- _Exercise_:
Find every line in the records that holds the string "культурного". Copy each one.
§ §
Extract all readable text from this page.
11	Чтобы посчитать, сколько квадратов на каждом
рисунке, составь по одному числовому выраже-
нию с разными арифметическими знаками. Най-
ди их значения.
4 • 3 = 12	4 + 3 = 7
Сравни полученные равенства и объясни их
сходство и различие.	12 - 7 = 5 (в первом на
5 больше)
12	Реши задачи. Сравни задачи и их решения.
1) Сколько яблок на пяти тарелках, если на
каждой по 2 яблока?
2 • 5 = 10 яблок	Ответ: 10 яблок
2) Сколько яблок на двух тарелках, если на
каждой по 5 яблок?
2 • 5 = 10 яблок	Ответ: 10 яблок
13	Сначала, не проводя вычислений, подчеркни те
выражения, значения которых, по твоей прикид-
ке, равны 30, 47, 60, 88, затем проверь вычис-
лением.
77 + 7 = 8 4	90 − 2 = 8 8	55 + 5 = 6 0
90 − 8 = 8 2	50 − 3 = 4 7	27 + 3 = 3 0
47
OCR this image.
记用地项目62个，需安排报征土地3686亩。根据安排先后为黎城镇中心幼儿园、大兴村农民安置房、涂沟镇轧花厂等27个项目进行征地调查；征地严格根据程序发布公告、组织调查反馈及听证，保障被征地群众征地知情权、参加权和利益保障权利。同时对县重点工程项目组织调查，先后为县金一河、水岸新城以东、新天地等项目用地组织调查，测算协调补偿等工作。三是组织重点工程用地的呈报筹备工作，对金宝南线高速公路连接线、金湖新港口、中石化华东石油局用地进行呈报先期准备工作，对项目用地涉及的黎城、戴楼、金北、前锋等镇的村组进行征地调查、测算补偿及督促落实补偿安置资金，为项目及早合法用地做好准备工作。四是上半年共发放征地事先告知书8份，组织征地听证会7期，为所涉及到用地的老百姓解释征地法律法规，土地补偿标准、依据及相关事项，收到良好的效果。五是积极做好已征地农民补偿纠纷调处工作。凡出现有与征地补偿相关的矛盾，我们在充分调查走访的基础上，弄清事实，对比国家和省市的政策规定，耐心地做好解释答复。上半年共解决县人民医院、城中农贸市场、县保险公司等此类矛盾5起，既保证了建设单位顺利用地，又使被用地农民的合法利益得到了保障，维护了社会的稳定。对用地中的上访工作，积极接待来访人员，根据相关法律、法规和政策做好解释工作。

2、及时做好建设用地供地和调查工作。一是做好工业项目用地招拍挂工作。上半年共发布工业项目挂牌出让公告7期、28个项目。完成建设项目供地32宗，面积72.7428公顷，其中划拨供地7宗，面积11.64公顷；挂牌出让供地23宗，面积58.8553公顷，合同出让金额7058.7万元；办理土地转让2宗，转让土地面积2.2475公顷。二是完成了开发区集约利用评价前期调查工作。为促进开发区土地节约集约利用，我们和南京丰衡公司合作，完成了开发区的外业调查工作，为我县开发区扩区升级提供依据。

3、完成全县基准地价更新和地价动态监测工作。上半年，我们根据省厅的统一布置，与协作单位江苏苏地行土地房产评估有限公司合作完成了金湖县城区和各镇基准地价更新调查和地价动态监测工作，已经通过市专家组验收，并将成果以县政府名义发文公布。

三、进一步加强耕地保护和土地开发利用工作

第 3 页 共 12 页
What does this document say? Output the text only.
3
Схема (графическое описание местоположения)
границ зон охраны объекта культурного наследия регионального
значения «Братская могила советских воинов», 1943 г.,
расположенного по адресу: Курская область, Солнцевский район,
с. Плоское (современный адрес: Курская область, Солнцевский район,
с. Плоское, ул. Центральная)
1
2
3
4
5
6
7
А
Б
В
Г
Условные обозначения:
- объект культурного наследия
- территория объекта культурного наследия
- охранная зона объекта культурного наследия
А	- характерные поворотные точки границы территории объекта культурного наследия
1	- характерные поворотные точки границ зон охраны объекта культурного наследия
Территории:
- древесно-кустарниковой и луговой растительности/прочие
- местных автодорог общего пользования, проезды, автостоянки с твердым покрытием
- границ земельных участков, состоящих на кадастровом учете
§ §
- _Right answer_:
границ зон охраны объекта культурного наследия регионального
- объект культурного наследия
- территория объекта культурного наследия
- охранная зона объекта культурного наследия
А	- характерные поворотные точки границы территории объекта культурного наследия
1	- характерные поворотные точки границ зон охраны объекта культурного наследия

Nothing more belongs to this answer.